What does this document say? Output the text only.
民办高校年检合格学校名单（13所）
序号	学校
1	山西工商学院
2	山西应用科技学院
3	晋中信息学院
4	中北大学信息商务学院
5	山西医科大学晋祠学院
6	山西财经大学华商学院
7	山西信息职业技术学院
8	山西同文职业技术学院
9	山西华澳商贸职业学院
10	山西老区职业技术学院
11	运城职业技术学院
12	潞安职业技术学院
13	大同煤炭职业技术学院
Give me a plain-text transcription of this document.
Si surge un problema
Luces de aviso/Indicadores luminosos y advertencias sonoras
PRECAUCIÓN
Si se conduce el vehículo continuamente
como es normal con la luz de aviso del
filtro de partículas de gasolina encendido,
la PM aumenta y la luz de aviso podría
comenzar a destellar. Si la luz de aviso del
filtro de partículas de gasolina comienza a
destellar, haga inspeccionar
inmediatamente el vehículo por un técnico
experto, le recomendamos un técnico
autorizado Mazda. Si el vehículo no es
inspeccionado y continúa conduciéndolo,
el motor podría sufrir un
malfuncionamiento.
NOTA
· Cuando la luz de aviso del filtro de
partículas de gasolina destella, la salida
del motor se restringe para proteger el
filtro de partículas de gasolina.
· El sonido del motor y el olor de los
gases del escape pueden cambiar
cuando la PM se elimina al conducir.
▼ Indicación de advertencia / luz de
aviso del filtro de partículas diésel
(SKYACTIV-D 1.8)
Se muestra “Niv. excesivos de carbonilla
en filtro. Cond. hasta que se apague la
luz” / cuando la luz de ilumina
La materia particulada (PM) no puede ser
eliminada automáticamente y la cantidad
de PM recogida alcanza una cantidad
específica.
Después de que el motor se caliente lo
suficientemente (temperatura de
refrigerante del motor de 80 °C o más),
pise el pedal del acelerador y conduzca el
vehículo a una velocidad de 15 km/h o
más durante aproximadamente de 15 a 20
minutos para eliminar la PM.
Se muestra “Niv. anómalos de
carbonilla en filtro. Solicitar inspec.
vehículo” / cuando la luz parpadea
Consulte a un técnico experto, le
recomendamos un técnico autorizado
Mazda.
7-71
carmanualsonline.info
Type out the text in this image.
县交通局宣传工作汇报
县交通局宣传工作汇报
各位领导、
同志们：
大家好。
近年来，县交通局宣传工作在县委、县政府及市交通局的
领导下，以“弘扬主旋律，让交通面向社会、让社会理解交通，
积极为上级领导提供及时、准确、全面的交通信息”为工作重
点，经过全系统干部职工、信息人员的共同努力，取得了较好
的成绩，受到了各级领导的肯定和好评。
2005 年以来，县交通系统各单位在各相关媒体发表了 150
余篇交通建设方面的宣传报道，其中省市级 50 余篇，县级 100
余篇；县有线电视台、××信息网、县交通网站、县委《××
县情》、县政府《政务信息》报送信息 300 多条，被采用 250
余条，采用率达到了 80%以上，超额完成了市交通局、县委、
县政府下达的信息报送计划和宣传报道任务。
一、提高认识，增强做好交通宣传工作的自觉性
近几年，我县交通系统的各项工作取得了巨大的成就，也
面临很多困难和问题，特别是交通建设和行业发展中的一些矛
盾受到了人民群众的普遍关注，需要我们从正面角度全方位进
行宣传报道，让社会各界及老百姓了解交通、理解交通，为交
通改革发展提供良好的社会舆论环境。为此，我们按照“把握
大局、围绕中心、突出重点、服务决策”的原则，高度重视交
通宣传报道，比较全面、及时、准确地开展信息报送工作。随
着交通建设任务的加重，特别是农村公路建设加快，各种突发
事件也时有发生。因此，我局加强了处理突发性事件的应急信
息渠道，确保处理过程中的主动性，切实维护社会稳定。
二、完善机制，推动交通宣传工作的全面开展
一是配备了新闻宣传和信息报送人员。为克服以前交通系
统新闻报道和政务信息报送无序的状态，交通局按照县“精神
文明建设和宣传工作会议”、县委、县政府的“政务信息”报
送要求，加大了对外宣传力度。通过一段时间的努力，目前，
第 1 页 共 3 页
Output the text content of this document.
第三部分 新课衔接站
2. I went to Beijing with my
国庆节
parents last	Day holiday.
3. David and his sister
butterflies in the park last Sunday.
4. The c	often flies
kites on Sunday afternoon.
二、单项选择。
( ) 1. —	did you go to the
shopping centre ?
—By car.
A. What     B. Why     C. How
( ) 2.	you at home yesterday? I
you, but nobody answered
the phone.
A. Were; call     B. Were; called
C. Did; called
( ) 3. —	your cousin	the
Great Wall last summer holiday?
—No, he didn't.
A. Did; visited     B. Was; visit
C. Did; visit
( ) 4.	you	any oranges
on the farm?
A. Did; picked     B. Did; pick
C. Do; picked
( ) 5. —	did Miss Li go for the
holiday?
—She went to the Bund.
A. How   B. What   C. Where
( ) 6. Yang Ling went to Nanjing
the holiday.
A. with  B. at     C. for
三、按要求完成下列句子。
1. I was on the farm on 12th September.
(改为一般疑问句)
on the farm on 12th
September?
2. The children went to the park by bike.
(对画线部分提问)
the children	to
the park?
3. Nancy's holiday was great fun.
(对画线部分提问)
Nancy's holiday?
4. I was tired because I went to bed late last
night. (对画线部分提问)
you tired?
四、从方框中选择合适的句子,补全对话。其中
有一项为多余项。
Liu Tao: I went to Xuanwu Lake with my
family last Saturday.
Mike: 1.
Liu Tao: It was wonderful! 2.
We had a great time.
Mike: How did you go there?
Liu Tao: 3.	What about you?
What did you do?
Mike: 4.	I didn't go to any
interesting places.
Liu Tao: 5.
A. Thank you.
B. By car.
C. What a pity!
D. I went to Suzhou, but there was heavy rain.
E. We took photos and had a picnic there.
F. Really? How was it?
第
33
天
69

..........

# What needs to be done
Type out the whole listing above again, exactly as it stands.

# Written reply
What does this document say? Output the text only.
民办高校年检合格学校名单（13所）
序号	学校
1	山西工商学院
2	山西应用科技学院
3	晋中信息学院
4	中北大学信息商务学院
5	山西医科大学晋祠学院
6	山西财经大学华商学院
7	山西信息职业技术学院
8	山西同文职业技术学院
9	山西华澳商贸职业学院
10	山西老区职业技术学院
11	运城职业技术学院
12	潞安职业技术学院
13	大同煤炭职业技术学院
Give me a plain-text transcription of this document.
Si surge un problema
Luces de aviso/Indicadores luminosos y advertencias sonoras
PRECAUCIÓN
Si se conduce el vehículo continuamente
como es normal con la luz de aviso del
filtro de partículas de gasolina encendido,
la PM aumenta y la luz de aviso podría
comenzar a destellar. Si la luz de aviso del
filtro de partículas de gasolina comienza a
destellar, haga inspeccionar
inmediatamente el vehículo por un técnico
experto, le recomendamos un técnico
autorizado Mazda. Si el vehículo no es
inspeccionado y continúa conduciéndolo,
el motor podría sufrir un
malfuncionamiento.
NOTA
· Cuando la luz de aviso del filtro de
partículas de gasolina destella, la salida
del motor se restringe para proteger el
filtro de partículas de gasolina.
· El sonido del motor y el olor de los
gases del escape pueden cambiar
cuando la PM se elimina al conducir.
▼ Indicación de advertencia / luz de
aviso del filtro de partículas diésel
(SKYACTIV-D 1.8)
Se muestra “Niv. excesivos de carbonilla
en filtro. Cond. hasta que se apague la
luz” / cuando la luz de ilumina
La materia particulada (PM) no puede ser
eliminada automáticamente y la cantidad
de PM recogida alcanza una cantidad
específica.
Después de que el motor se caliente lo
suficientemente (temperatura de
refrigerante del motor de 80 °C o más),
pise el pedal del acelerador y conduzca el
vehículo a una velocidad de 15 km/h o
más durante aproximadamente de 15 a 20
minutos para eliminar la PM.
Se muestra “Niv. anómalos de
carbonilla en filtro. Solicitar inspec.
vehículo” / cuando la luz parpadea
Consulte a un técnico experto, le
recomendamos un técnico autorizado
Mazda.
7-71
carmanualsonline.info
Type out the text in this image.
县交通局宣传工作汇报
县交通局宣传工作汇报
各位领导、
同志们：
大家好。
近年来，县交通局宣传工作在县委、县政府及市交通局的
领导下，以“弘扬主旋律，让交通面向社会、让社会理解交通，
积极为上级领导提供及时、准确、全面的交通信息”为工作重
点，经过全系统干部职工、信息人员的共同努力，取得了较好
的成绩，受到了各级领导的肯定和好评。
2005 年以来，县交通系统各单位在各相关媒体发表了 150
余篇交通建设方面的宣传报道，其中省市级 50 余篇，县级 100
余篇；县有线电视台、××信息网、县交通网站、县委《××
县情》、县政府《政务信息》报送信息 300 多条，被采用 250
余条，采用率达到了 80%以上，超额完成了市交通局、县委、
县政府下达的信息报送计划和宣传报道任务。
一、提高认识，增强做好交通宣传工作的自觉性
近几年，我县交通系统的各项工作取得了巨大的成就，也
面临很多困难和问题，特别是交通建设和行业发展中的一些矛
盾受到了人民群众的普遍关注，需要我们从正面角度全方位进
行宣传报道，让社会各界及老百姓了解交通、理解交通，为交
通改革发展提供良好的社会舆论环境。为此，我们按照“把握
大局、围绕中心、突出重点、服务决策”的原则，高度重视交
通宣传报道，比较全面、及时、准确地开展信息报送工作。随
着交通建设任务的加重，特别是农村公路建设加快，各种突发
事件也时有发生。因此，我局加强了处理突发性事件的应急信
息渠道，确保处理过程中的主动性，切实维护社会稳定。
二、完善机制，推动交通宣传工作的全面开展
一是配备了新闻宣传和信息报送人员。为克服以前交通系
统新闻报道和政务信息报送无序的状态，交通局按照县“精神
文明建设和宣传工作会议”、县委、县政府的“政务信息”报
送要求，加大了对外宣传力度。通过一段时间的努力，目前，
第 1 页 共 3 页
Output the text content of this document.
第三部分 新课衔接站
2. I went to Beijing with my
国庆节
parents last	Day holiday.
3. David and his sister
butterflies in the park last Sunday.
4. The c	often flies
kites on Sunday afternoon.
二、单项选择。
( ) 1. —	did you go to the
shopping centre ?
—By car.
A. What     B. Why     C. How
( ) 2.	you at home yesterday? I
you, but nobody answered
the phone.
A. Were; call     B. Were; called
C. Did; called
( ) 3. —	your cousin	the
Great Wall last summer holiday?
—No, he didn't.
A. Did; visited     B. Was; visit
C. Did; visit
( ) 4.	you	any oranges
on the farm?
A. Did; picked     B. Did; pick
C. Do; picked
( ) 5. —	did Miss Li go for the
holiday?
—She went to the Bund.
A. How   B. What   C. Where
( ) 6. Yang Ling went to Nanjing
the holiday.
A. with  B. at     C. for
三、按要求完成下列句子。
1. I was on the farm on 12th September.
(改为一般疑问句)
on the farm on 12th
September?
2. The children went to the park by bike.
(对画线部分提问)
the children	to
the park?
3. Nancy's holiday was great fun.
(对画线部分提问)
Nancy's holiday?
4. I was tired because I went to bed late last
night. (对画线部分提问)
you tired?
四、从方框中选择合适的句子,补全对话。其中
有一项为多余项。
Liu Tao: I went to Xuanwu Lake with my
family last Saturday.
Mike: 1.
Liu Tao: It was wonderful! 2.
We had a great time.
Mike: How did you go there?
Liu Tao: 3.	What about you?
What did you do?
Mike: 4.	I didn't go to any
interesting places.
Liu Tao: 5.
A. Thank you.
B. By car.
C. What a pity!
D. I went to Suzhou, but there was heavy rain.
E. We took photos and had a picnic there.
F. Really? How was it?
第
33
天
69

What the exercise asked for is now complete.